■ DATA IN THIS EXERCISE ■
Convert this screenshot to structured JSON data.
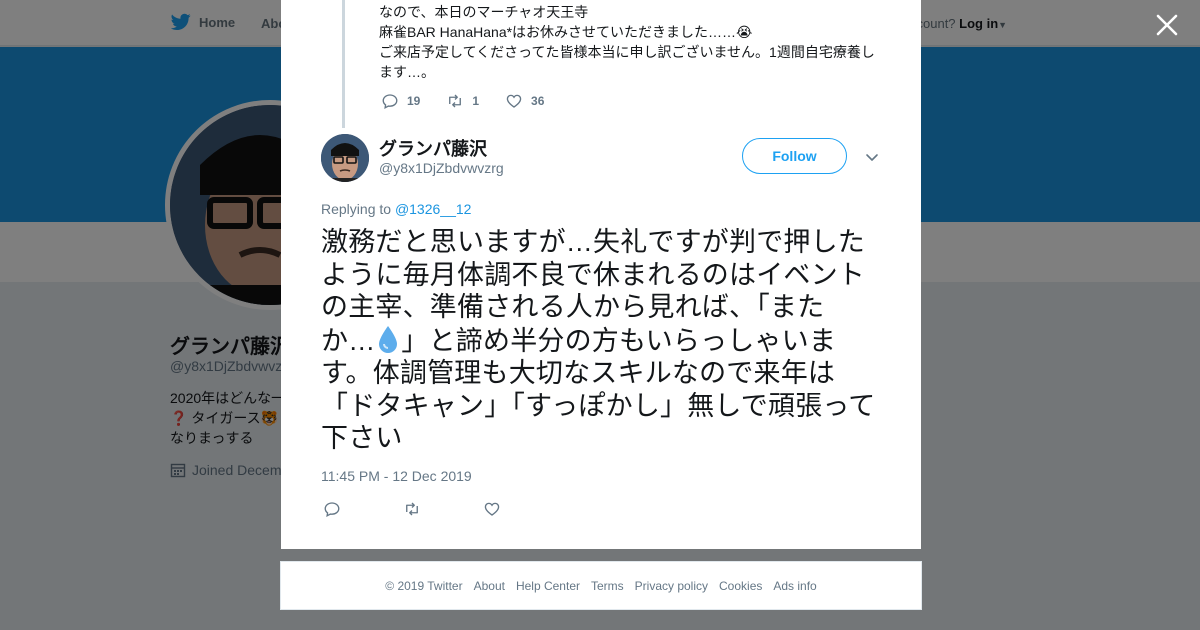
{
  "topbar": {
    "home_label": "Home",
    "about_label": "Abo",
    "login_prompt": "ccount?",
    "login_label": "Log in"
  },
  "background_profile": {
    "name": "グランパ藤沢",
    "handle": "@y8x1DjZbdvwvz",
    "bio_line1": "2020年はどんな一",
    "bio_line2": "❓ タイガース🐯",
    "bio_line3": "なりまっする",
    "joined": "Joined Decem"
  },
  "previous_tweet": {
    "line1": "なので、本日のマーチャオ天王寺",
    "line2": "麻雀BAR HanaHana*はお休みさせていただきました……😭",
    "line3": "ご来店予定してくださってた皆様本当に申し訳ございません。1週間自宅療養し",
    "line4": "ます…。",
    "replies": "19",
    "retweets": "1",
    "likes": "36"
  },
  "tweet": {
    "name": "グランパ藤沢",
    "handle": "@y8x1DjZbdvwvzrg",
    "follow_label": "Follow",
    "replying_prefix": "Replying to",
    "replying_to": "@1326__12",
    "line1": "激務だと思いますが…失礼ですが判で押した",
    "line2": "ように毎月体調不良で休まれるのはイベント",
    "line3": "の主宰、準備される人から見れば、「また",
    "line4a": "か…",
    "line4b": "」と諦め半分の方もいらっしゃいま",
    "line5": "す。体調管理も大切なスキルなので来年は",
    "line6": "「ドタキャン」「すっぽかし」無しで頑張って",
    "line7": "下さい",
    "timestamp": "11:45 PM - 12 Dec 2019"
  },
  "footer": {
    "copyright": "© 2019 Twitter",
    "links": [
      "About",
      "Help Center",
      "Terms",
      "Privacy policy",
      "Cookies",
      "Ads info"
    ]
  },
  "colors": {
    "accent": "#1da1f2",
    "banner": "#1b95e0",
    "secondary_text": "#657786"
  }
}
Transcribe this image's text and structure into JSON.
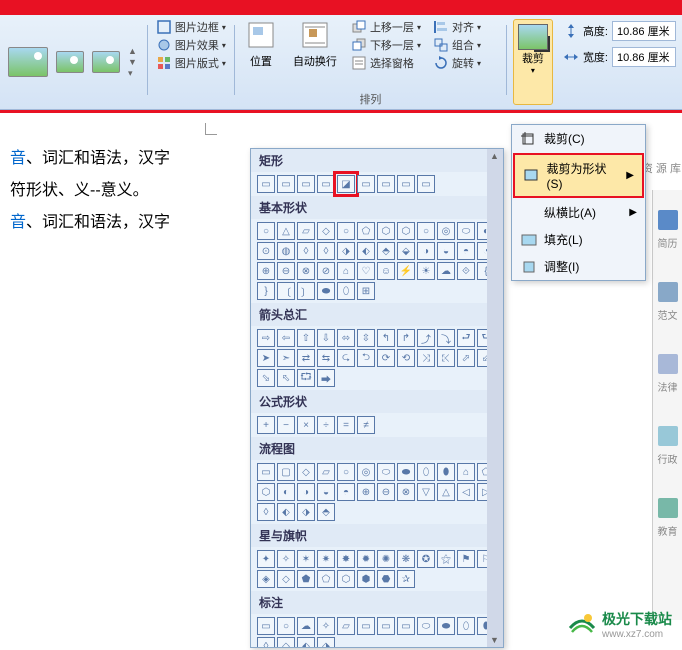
{
  "ribbon": {
    "pic_border": "图片边框",
    "pic_effect": "图片效果",
    "pic_format": "图片版式",
    "position": "位置",
    "auto_wrap": "自动换行",
    "bring_forward": "上移一层",
    "send_backward": "下移一层",
    "selection_pane": "选择窗格",
    "align": "对齐",
    "group": "组合",
    "rotate": "旋转",
    "arrange_label": "排列",
    "crop": "裁剪",
    "height_label": "高度:",
    "width_label": "宽度:",
    "height_val": "10.86 厘米",
    "width_val": "10.86 厘米"
  },
  "doc": {
    "line1a": "音",
    "line1b": "、词汇和语法，汉字",
    "line2": "符形状、义--意义。",
    "line3a": "音",
    "line3b": "、词汇和语法，汉字"
  },
  "shape_panel": {
    "cat_rect": "矩形",
    "cat_basic": "基本形状",
    "cat_arrow": "箭头总汇",
    "cat_formula": "公式形状",
    "cat_flow": "流程图",
    "cat_star": "星与旗帜",
    "cat_callout": "标注"
  },
  "crop_menu": {
    "crop": "裁剪(C)",
    "crop_shape": "裁剪为形状(S)",
    "aspect": "纵横比(A)",
    "fill": "填充(L)",
    "fit": "调整(I)"
  },
  "sidebar": {
    "resource": "资 源 库",
    "summary": "简历",
    "template": "范文",
    "legal": "法律",
    "admin": "行政",
    "edu": "教育"
  },
  "logo": {
    "name": "极光下载站",
    "url": "www.xz7.com"
  }
}
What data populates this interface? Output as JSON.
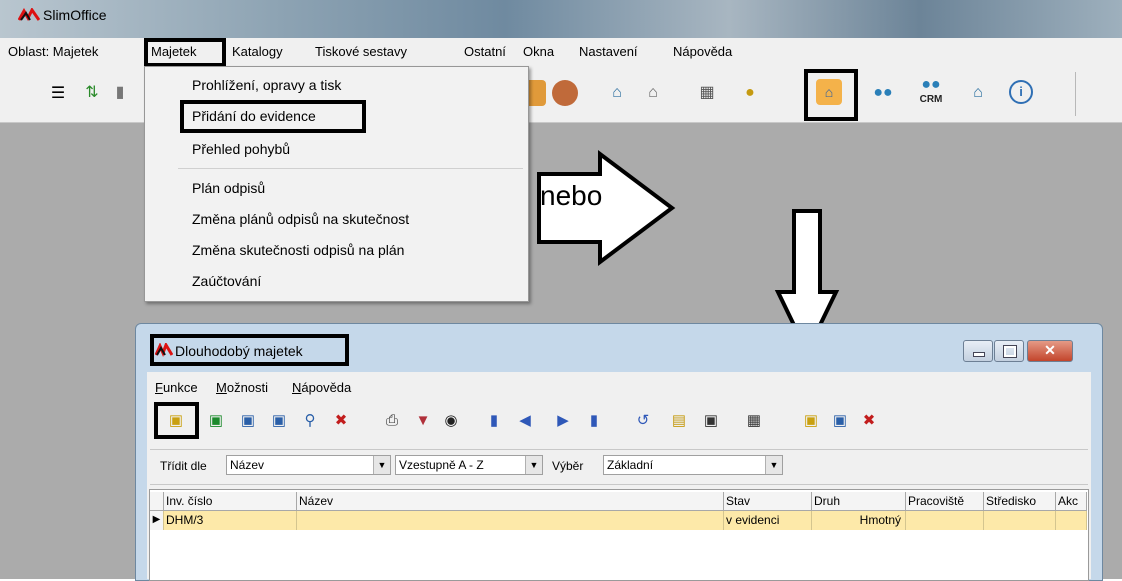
{
  "app": {
    "title": "SlimOffice"
  },
  "menubar": {
    "items": [
      "Oblast: Majetek",
      "Majetek",
      "Katalogy",
      "Tiskové sestavy",
      "Ostatní",
      "Okna",
      "Nastavení",
      "Nápověda"
    ]
  },
  "toolbar": {
    "icons": [
      "filter-icon",
      "balance-icon",
      "books-icon",
      "box-icon",
      "house-bank-icon",
      "house-money-icon",
      "calculator-icon",
      "money-bag-icon",
      "car-property-icon",
      "people-icon",
      "crm-icon",
      "contacts-house-icon",
      "info-icon"
    ],
    "crm_label": "CRM",
    "info_glyph": "i"
  },
  "dropdown": {
    "items": [
      "Prohlížení, opravy a tisk",
      "Přidání do evidence",
      "Přehled pohybů",
      "Plán odpisů",
      "Změna plánů odpisů na skutečnost",
      "Změna skutečnosti odpisů na plán",
      "Zaúčtování"
    ]
  },
  "annotation": {
    "nebo": "nebo"
  },
  "child_window": {
    "title": "Dlouhodobý majetek",
    "menu": [
      "Funkce",
      "Možnosti",
      "Nápověda"
    ],
    "menu_accel": [
      "F",
      "M",
      "N"
    ],
    "menu_rest": [
      "unkce",
      "ožnosti",
      "ápověda"
    ],
    "toolbar_icons": [
      "new-record-icon",
      "new-green-icon",
      "edit-icon",
      "search-icon",
      "delete-icon",
      "print-icon",
      "filter-icon",
      "binoculars-icon",
      "first-icon",
      "prev-icon",
      "next-icon",
      "last-icon",
      "refresh-icon",
      "table-icon",
      "report-icon",
      "export-icon",
      "new-small-icon",
      "edit-small-icon",
      "delete-small-icon"
    ],
    "filter": {
      "sort_label": "Třídit dle",
      "sort_value": "Název",
      "order_value": "Vzestupně A - Z",
      "select_label": "Výběr",
      "select_value": "Základní"
    },
    "grid": {
      "columns": [
        "Inv. číslo",
        "Název",
        "Stav",
        "Druh",
        "Pracoviště",
        "Středisko",
        "Akc"
      ],
      "rows": [
        [
          "DHM/3",
          "",
          "v evidenci",
          "Hmotný",
          "",
          "",
          ""
        ]
      ]
    }
  }
}
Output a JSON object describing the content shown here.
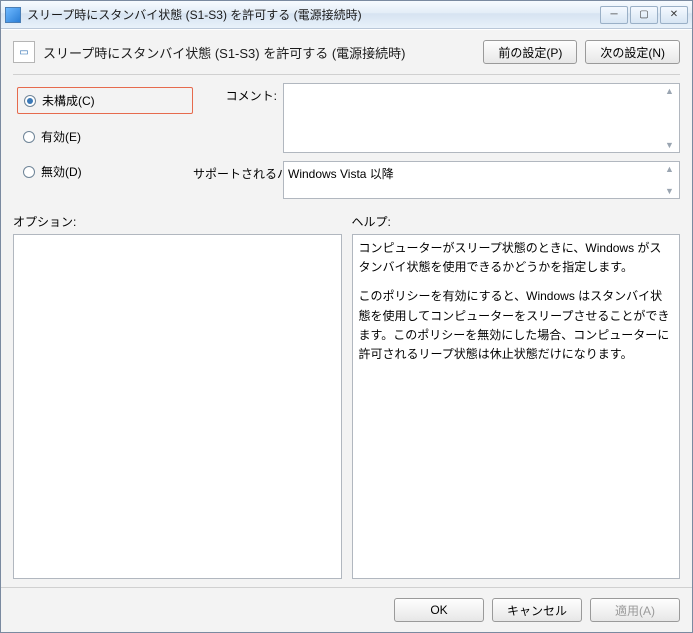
{
  "window": {
    "title": "スリープ時にスタンバイ状態 (S1-S3) を許可する (電源接続時)"
  },
  "header": {
    "policy_title": "スリープ時にスタンバイ状態 (S1-S3) を許可する (電源接続時)",
    "prev_btn": "前の設定(P)",
    "next_btn": "次の設定(N)"
  },
  "radios": {
    "not_configured": "未構成(C)",
    "enabled": "有効(E)",
    "disabled": "無効(D)"
  },
  "labels": {
    "comment": "コメント:",
    "supported": "サポートされるバージョン:",
    "options": "オプション:",
    "help": "ヘルプ:"
  },
  "fields": {
    "comment_value": "",
    "supported_value": "Windows Vista 以降"
  },
  "help": {
    "p1": "コンピューターがスリープ状態のときに、Windows がスタンバイ状態を使用できるかどうかを指定します。",
    "p2": "このポリシーを有効にすると、Windows はスタンバイ状態を使用してコンピューターをスリープさせることができます。このポリシーを無効にした場合、コンピューターに許可されるリープ状態は休止状態だけになります。"
  },
  "footer": {
    "ok": "OK",
    "cancel": "キャンセル",
    "apply": "適用(A)"
  }
}
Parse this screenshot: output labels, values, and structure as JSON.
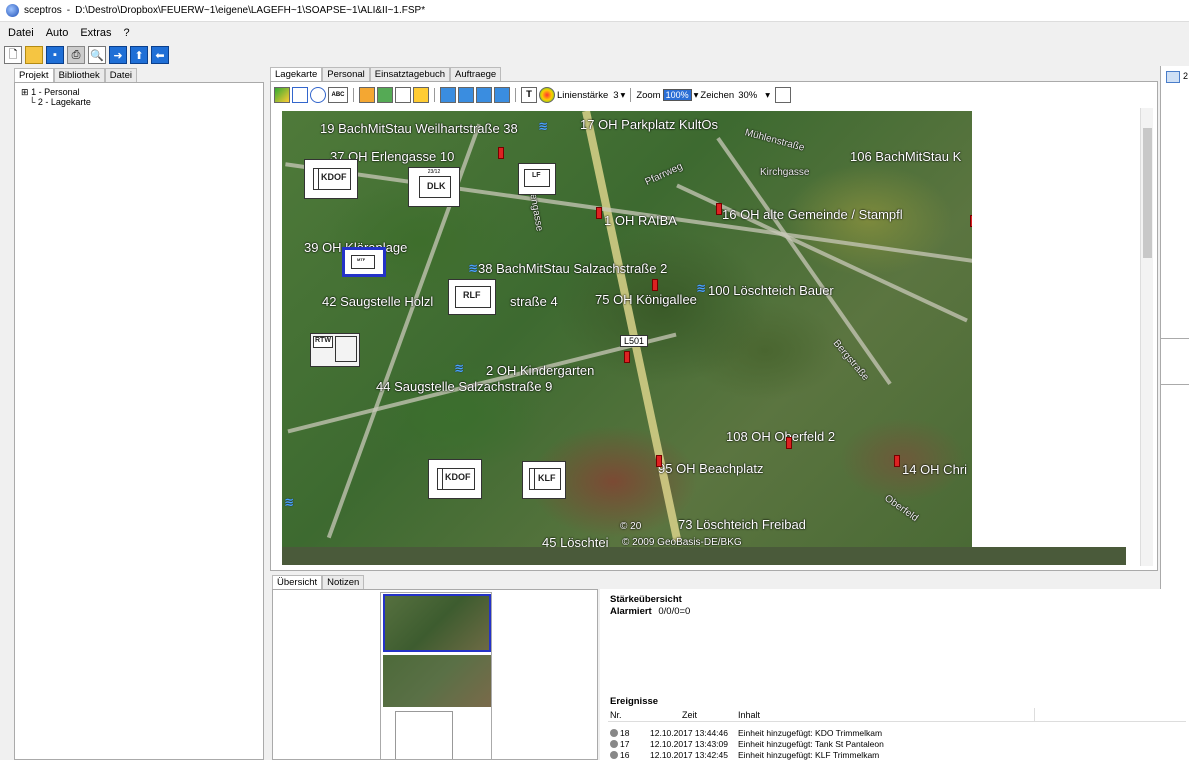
{
  "window": {
    "app_name": "sceptros",
    "title_path": "D:\\Destro\\Dropbox\\FEUERW~1\\eigene\\LAGEFH~1\\SOAPSE~1\\ALI&II~1.FSP*"
  },
  "menu": [
    "Datei",
    "Auto",
    "Extras",
    "?"
  ],
  "left": {
    "tabs": [
      "Projekt",
      "Bibliothek",
      "Datei"
    ],
    "tree": [
      "1 - Personal",
      "2 - Lagekarte"
    ]
  },
  "center": {
    "tabs": [
      "Lagekarte",
      "Personal",
      "Einsatztagebuch",
      "Auftraege"
    ],
    "toolbar": {
      "linienstaerke_label": "Linienstärke",
      "linienstaerke_value": "3",
      "zoom_label": "Zoom",
      "zoom_value": "100%",
      "zeichen_label": "Zeichen",
      "zeichen_value": "30%"
    }
  },
  "map": {
    "road_label": "L501",
    "places": [
      "19 BachMitStau Weilhartstraße 38",
      "17 OH Parkplatz KultOs",
      "106 BachMitStau K",
      "37 OH Erlengasse 10",
      "1 OH RAIBA",
      "16 OH alte Gemeinde / Stampfl",
      "39 OH Kläranlage",
      "38 BachMitStau Salzachstraße 2",
      "100 Löschteich Bauer",
      "42 Saugstelle Holzl",
      "straße 4",
      "75 OH Königallee",
      "2 OH Kindergarten",
      "44 Saugstelle Salzachstraße 9",
      "108 OH Oberfeld 2",
      "95 OH Beachplatz",
      "14 OH Chri",
      "73 Löschteich Freibad",
      "45 Löschtei"
    ],
    "street_names": [
      "Mühlenstraße",
      "Kirchgasse",
      "Pfarrweg",
      "Erlengasse",
      "Bergstraße",
      "Oberfeld"
    ],
    "copyright": "© 2009 GeoBasis-DE/BKG",
    "copyright2": "© 20",
    "units": {
      "kdof1": "KDOF",
      "dlk": "DLK",
      "dlk_top": "23/12",
      "lf": "LF",
      "mtf": "MTF",
      "rlf": "RLF",
      "rtw": "RTW",
      "kdof2": "KDOF",
      "klf": "KLF"
    }
  },
  "bottom": {
    "tabs": [
      "Übersicht",
      "Notizen"
    ],
    "staerke_title": "Stärkeübersicht",
    "alarmiert_label": "Alarmiert",
    "alarmiert_value": "0/0/0=0",
    "ereignisse_title": "Ereignisse",
    "columns": [
      "Nr.",
      "Zeit",
      "Inhalt"
    ],
    "events": [
      {
        "nr": "18",
        "zeit": "12.10.2017 13:44:46",
        "inhalt": "Einheit hinzugefügt: KDO Trimmelkam"
      },
      {
        "nr": "17",
        "zeit": "12.10.2017 13:43:09",
        "inhalt": "Einheit hinzugefügt: Tank St Pantaleon"
      },
      {
        "nr": "16",
        "zeit": "12.10.2017 13:42:45",
        "inhalt": "Einheit hinzugefügt: KLF Trimmelkam"
      }
    ]
  },
  "right": {
    "icon_label": "2"
  }
}
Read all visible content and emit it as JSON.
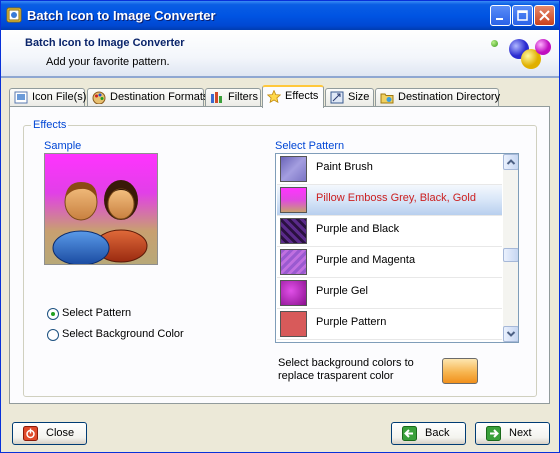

■ REQUIRED TASK ■
Using the records above, pull out each line where the word "odpisů" occurs.

■ PROBLEM SOLUTION ■
      "Plán odpisů",
      "Změna plánů odpisů na skutečnost",
      "Změna skutečnosti odpisů na plán",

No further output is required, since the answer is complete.